━━ Data excerpts ━━
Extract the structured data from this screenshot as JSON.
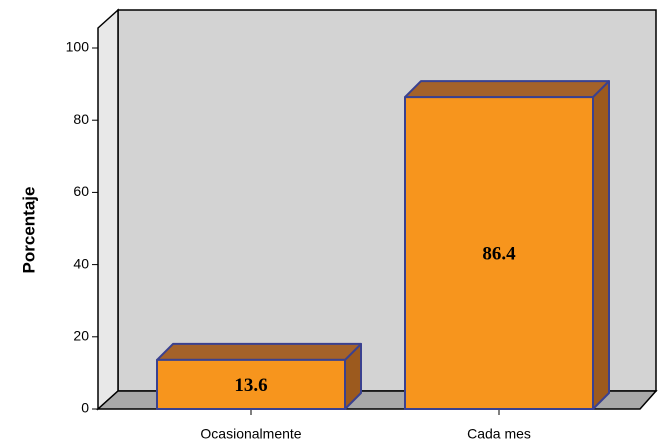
{
  "chart_data": {
    "type": "bar3d",
    "y_label": "Porcentaje",
    "categories": [
      "Ocasionalmente",
      "Cada mes"
    ],
    "values": [
      13.6,
      86.4
    ],
    "color": "#f7951d",
    "ylim": [
      0,
      100
    ],
    "yticks": [
      0,
      20,
      40,
      60,
      80,
      100
    ]
  }
}
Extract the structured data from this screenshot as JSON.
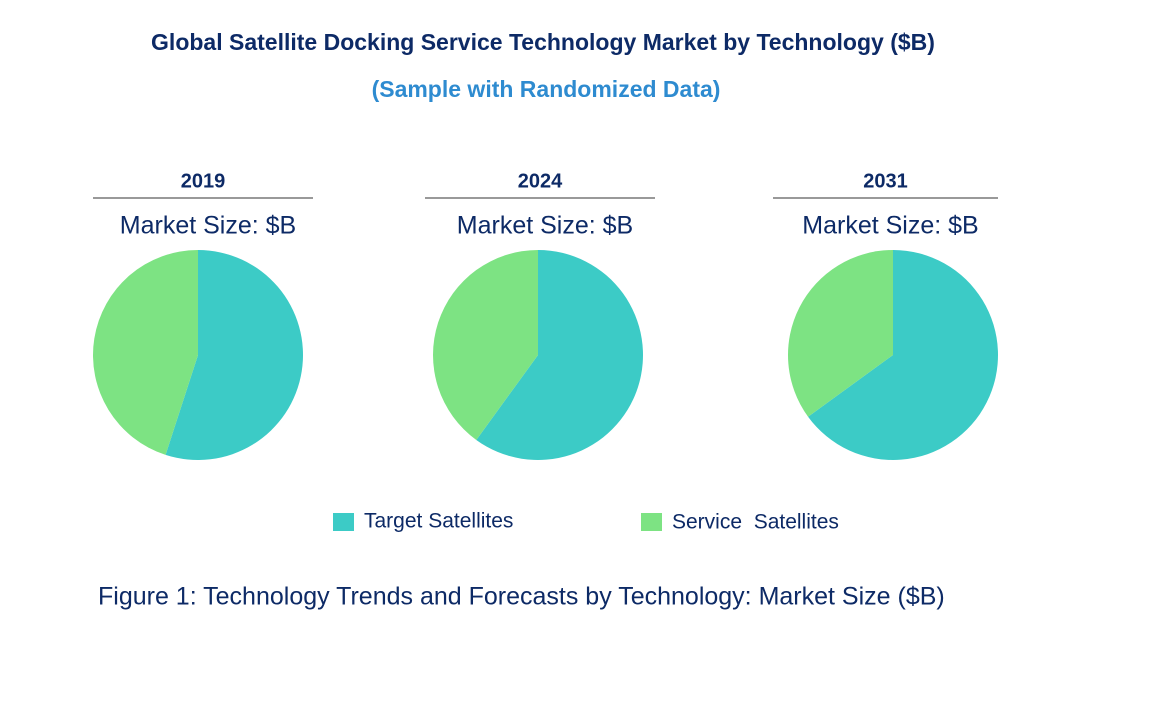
{
  "title": "Global Satellite Docking Service Technology Market by Technology ($B)",
  "subtitle": "(Sample with Randomized Data)",
  "caption": "Figure 1: Technology Trends and Forecasts by Technology: Market Size ($B)",
  "chart_data": [
    {
      "type": "pie",
      "title": "2019",
      "subtitle": "Market Size: $B",
      "categories": [
        "Target Satellites",
        "Service  Satellites"
      ],
      "values": [
        55,
        45
      ],
      "colors": [
        "#3ccbc6",
        "#7de383"
      ]
    },
    {
      "type": "pie",
      "title": "2024",
      "subtitle": "Market Size: $B",
      "categories": [
        "Target Satellites",
        "Service  Satellites"
      ],
      "values": [
        60,
        40
      ],
      "colors": [
        "#3ccbc6",
        "#7de383"
      ]
    },
    {
      "type": "pie",
      "title": "2031",
      "subtitle": "Market Size: $B",
      "categories": [
        "Target Satellites",
        "Service  Satellites"
      ],
      "values": [
        65,
        35
      ],
      "colors": [
        "#3ccbc6",
        "#7de383"
      ]
    }
  ]
}
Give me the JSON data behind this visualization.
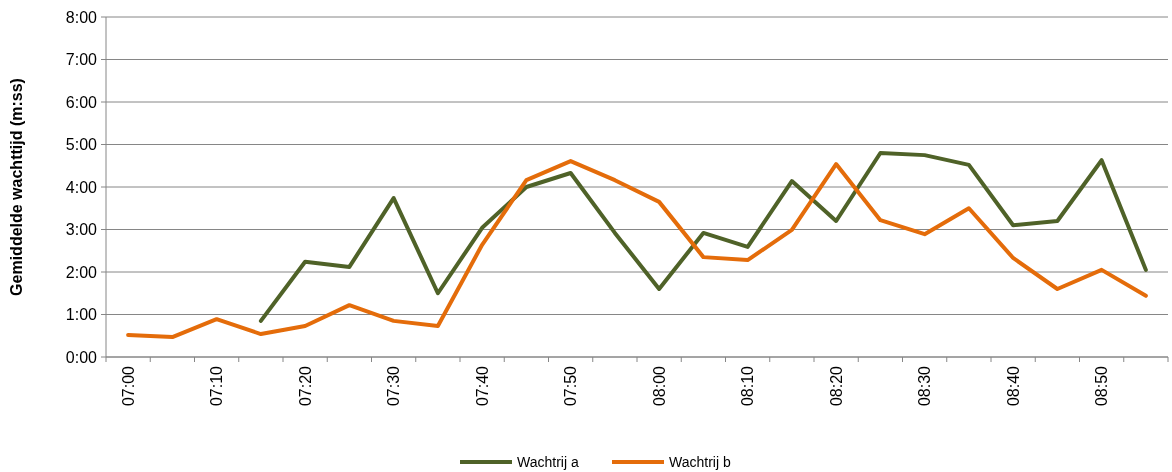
{
  "chart_data": {
    "type": "line",
    "ylabel": "Gemiddelde wachttijd (m:ss)",
    "categories": [
      "07:00",
      null,
      "07:10",
      null,
      "07:20",
      null,
      "07:30",
      null,
      "07:40",
      null,
      "07:50",
      null,
      "08:00",
      null,
      "08:10",
      null,
      "08:20",
      null,
      "08:30",
      null,
      "08:40",
      null,
      "08:50",
      null
    ],
    "series": [
      {
        "name": "Wachtrij a",
        "color": "#4f6228",
        "values": [
          null,
          null,
          null,
          0.85,
          2.24,
          2.12,
          3.74,
          1.5,
          3.04,
          4.0,
          4.33,
          2.92,
          1.6,
          2.92,
          2.59,
          4.14,
          3.2,
          4.8,
          4.75,
          4.52,
          3.1,
          3.2,
          4.63,
          2.05
        ]
      },
      {
        "name": "Wachtrij b",
        "color": "#e46c0a",
        "values": [
          0.52,
          0.47,
          0.89,
          0.54,
          0.73,
          1.22,
          0.85,
          0.73,
          2.64,
          4.16,
          4.61,
          4.16,
          3.65,
          2.35,
          2.28,
          2.99,
          4.54,
          3.22,
          2.89,
          3.5,
          2.33,
          1.6,
          2.05,
          1.44
        ]
      }
    ],
    "ylim": [
      0,
      8
    ],
    "yticks": [
      {
        "value": 0,
        "label": "0:00"
      },
      {
        "value": 1,
        "label": "1:00"
      },
      {
        "value": 2,
        "label": "2:00"
      },
      {
        "value": 3,
        "label": "3:00"
      },
      {
        "value": 4,
        "label": "4:00"
      },
      {
        "value": 5,
        "label": "5:00"
      },
      {
        "value": 6,
        "label": "6:00"
      },
      {
        "value": 7,
        "label": "7:00"
      },
      {
        "value": 8,
        "label": "8:00"
      }
    ],
    "grid": "y",
    "legend": "bottom",
    "marker": "none",
    "line_style": "solid"
  }
}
━━━
## Short task
Leave the pictures out and output the rest of the listing exactly.

## Written reply
Extract the structured data from this screenshot as JSON.
{
  "chart_data": {
    "type": "bar3d",
    "y_label": "Porcentaje",
    "categories": [
      "Ocasionalmente",
      "Cada mes"
    ],
    "values": [
      13.6,
      86.4
    ],
    "color": "#f7951d",
    "ylim": [
      0,
      100
    ],
    "yticks": [
      0,
      20,
      40,
      60,
      80,
      100
    ]
  }
}
Extract the structured data from this screenshot as JSON.
{
  "title": "Global Satellite Docking Service Technology Market by Technology ($B)",
  "subtitle": "(Sample with Randomized Data)",
  "caption": "Figure 1: Technology Trends and Forecasts by Technology: Market Size ($B)",
  "chart_data": [
    {
      "type": "pie",
      "title": "2019",
      "subtitle": "Market Size: $B",
      "categories": [
        "Target Satellites",
        "Service  Satellites"
      ],
      "values": [
        55,
        45
      ],
      "colors": [
        "#3ccbc6",
        "#7de383"
      ]
    },
    {
      "type": "pie",
      "title": "2024",
      "subtitle": "Market Size: $B",
      "categories": [
        "Target Satellites",
        "Service  Satellites"
      ],
      "values": [
        60,
        40
      ],
      "colors": [
        "#3ccbc6",
        "#7de383"
      ]
    },
    {
      "type": "pie",
      "title": "2031",
      "subtitle": "Market Size: $B",
      "categories": [
        "Target Satellites",
        "Service  Satellites"
      ],
      "values": [
        65,
        35
      ],
      "colors": [
        "#3ccbc6",
        "#7de383"
      ]
    }
  ]
}
Give me the JSON data behind this visualization.
{
  "chart_data": {
    "type": "line",
    "ylabel": "Gemiddelde wachttijd (m:ss)",
    "categories": [
      "07:00",
      null,
      "07:10",
      null,
      "07:20",
      null,
      "07:30",
      null,
      "07:40",
      null,
      "07:50",
      null,
      "08:00",
      null,
      "08:10",
      null,
      "08:20",
      null,
      "08:30",
      null,
      "08:40",
      null,
      "08:50",
      null
    ],
    "series": [
      {
        "name": "Wachtrij a",
        "color": "#4f6228",
        "values": [
          null,
          null,
          null,
          0.85,
          2.24,
          2.12,
          3.74,
          1.5,
          3.04,
          4.0,
          4.33,
          2.92,
          1.6,
          2.92,
          2.59,
          4.14,
          3.2,
          4.8,
          4.75,
          4.52,
          3.1,
          3.2,
          4.63,
          2.05
        ]
      },
      {
        "name": "Wachtrij b",
        "color": "#e46c0a",
        "values": [
          0.52,
          0.47,
          0.89,
          0.54,
          0.73,
          1.22,
          0.85,
          0.73,
          2.64,
          4.16,
          4.61,
          4.16,
          3.65,
          2.35,
          2.28,
          2.99,
          4.54,
          3.22,
          2.89,
          3.5,
          2.33,
          1.6,
          2.05,
          1.44
        ]
      }
    ],
    "ylim": [
      0,
      8
    ],
    "yticks": [
      {
        "value": 0,
        "label": "0:00"
      },
      {
        "value": 1,
        "label": "1:00"
      },
      {
        "value": 2,
        "label": "2:00"
      },
      {
        "value": 3,
        "label": "3:00"
      },
      {
        "value": 4,
        "label": "4:00"
      },
      {
        "value": 5,
        "label": "5:00"
      },
      {
        "value": 6,
        "label": "6:00"
      },
      {
        "value": 7,
        "label": "7:00"
      },
      {
        "value": 8,
        "label": "8:00"
      }
    ],
    "grid": "y",
    "legend": "bottom",
    "marker": "none",
    "line_style": "solid"
  }
}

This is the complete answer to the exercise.